• [Stated task] Your task is to output the entries below word for word.

[Data excerpts]
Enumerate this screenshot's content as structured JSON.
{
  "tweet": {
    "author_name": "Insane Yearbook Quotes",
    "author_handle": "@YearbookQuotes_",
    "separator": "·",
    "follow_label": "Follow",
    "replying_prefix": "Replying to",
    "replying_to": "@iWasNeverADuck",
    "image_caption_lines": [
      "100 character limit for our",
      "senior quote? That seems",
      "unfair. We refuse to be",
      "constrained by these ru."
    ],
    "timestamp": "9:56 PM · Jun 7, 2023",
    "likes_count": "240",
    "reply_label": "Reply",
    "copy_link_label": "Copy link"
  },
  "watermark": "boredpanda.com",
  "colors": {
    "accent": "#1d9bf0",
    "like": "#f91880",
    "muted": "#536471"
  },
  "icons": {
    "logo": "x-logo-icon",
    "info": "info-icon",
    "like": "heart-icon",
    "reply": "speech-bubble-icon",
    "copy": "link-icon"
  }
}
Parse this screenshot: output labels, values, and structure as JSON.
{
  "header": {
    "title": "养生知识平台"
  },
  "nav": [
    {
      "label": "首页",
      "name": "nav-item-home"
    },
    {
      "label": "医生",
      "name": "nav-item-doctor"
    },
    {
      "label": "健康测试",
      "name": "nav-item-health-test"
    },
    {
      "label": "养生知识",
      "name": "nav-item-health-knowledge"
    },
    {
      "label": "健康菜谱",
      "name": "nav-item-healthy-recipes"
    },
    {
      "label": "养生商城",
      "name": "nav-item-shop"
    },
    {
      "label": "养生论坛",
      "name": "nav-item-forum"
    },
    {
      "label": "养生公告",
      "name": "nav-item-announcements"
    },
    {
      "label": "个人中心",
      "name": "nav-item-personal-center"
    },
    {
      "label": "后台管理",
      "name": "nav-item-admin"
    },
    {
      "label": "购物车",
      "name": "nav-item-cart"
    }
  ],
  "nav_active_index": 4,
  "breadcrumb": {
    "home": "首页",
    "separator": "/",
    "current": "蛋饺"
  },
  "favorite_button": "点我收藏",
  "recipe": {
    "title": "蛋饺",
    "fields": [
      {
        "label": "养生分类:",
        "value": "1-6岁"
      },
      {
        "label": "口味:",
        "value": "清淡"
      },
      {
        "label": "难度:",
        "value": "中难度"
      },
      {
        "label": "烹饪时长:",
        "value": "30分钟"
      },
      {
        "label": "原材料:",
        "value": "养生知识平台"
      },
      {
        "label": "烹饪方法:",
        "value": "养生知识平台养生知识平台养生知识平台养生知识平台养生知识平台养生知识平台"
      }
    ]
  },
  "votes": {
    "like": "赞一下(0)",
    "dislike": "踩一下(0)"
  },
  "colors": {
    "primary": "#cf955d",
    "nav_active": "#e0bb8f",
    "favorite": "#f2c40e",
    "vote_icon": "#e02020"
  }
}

• [Full answer]
Enumerate this screenshot's content as structured JSON.
{
  "tweet": {
    "author_name": "Insane Yearbook Quotes",
    "author_handle": "@YearbookQuotes_",
    "separator": "·",
    "follow_label": "Follow",
    "replying_prefix": "Replying to",
    "replying_to": "@iWasNeverADuck",
    "image_caption_lines": [
      "100 character limit for our",
      "senior quote? That seems",
      "unfair. We refuse to be",
      "constrained by these ru."
    ],
    "timestamp": "9:56 PM · Jun 7, 2023",
    "likes_count": "240",
    "reply_label": "Reply",
    "copy_link_label": "Copy link"
  },
  "watermark": "boredpanda.com",
  "colors": {
    "accent": "#1d9bf0",
    "like": "#f91880",
    "muted": "#536471"
  },
  "icons": {
    "logo": "x-logo-icon",
    "info": "info-icon",
    "like": "heart-icon",
    "reply": "speech-bubble-icon",
    "copy": "link-icon"
  }
}
Parse this screenshot: output labels, values, and structure as JSON.
{
  "header": {
    "title": "养生知识平台"
  },
  "nav": [
    {
      "label": "首页",
      "name": "nav-item-home"
    },
    {
      "label": "医生",
      "name": "nav-item-doctor"
    },
    {
      "label": "健康测试",
      "name": "nav-item-health-test"
    },
    {
      "label": "养生知识",
      "name": "nav-item-health-knowledge"
    },
    {
      "label": "健康菜谱",
      "name": "nav-item-healthy-recipes"
    },
    {
      "label": "养生商城",
      "name": "nav-item-shop"
    },
    {
      "label": "养生论坛",
      "name": "nav-item-forum"
    },
    {
      "label": "养生公告",
      "name": "nav-item-announcements"
    },
    {
      "label": "个人中心",
      "name": "nav-item-personal-center"
    },
    {
      "label": "后台管理",
      "name": "nav-item-admin"
    },
    {
      "label": "购物车",
      "name": "nav-item-cart"
    }
  ],
  "nav_active_index": 4,
  "breadcrumb": {
    "home": "首页",
    "separator": "/",
    "current": "蛋饺"
  },
  "favorite_button": "点我收藏",
  "recipe": {
    "title": "蛋饺",
    "fields": [
      {
        "label": "养生分类:",
        "value": "1-6岁"
      },
      {
        "label": "口味:",
        "value": "清淡"
      },
      {
        "label": "难度:",
        "value": "中难度"
      },
      {
        "label": "烹饪时长:",
        "value": "30分钟"
      },
      {
        "label": "原材料:",
        "value": "养生知识平台"
      },
      {
        "label": "烹饪方法:",
        "value": "养生知识平台养生知识平台养生知识平台养生知识平台养生知识平台养生知识平台"
      }
    ]
  },
  "votes": {
    "like": "赞一下(0)",
    "dislike": "踩一下(0)"
  },
  "colors": {
    "primary": "#cf955d",
    "nav_active": "#e0bb8f",
    "favorite": "#f2c40e",
    "vote_icon": "#e02020"
  }
}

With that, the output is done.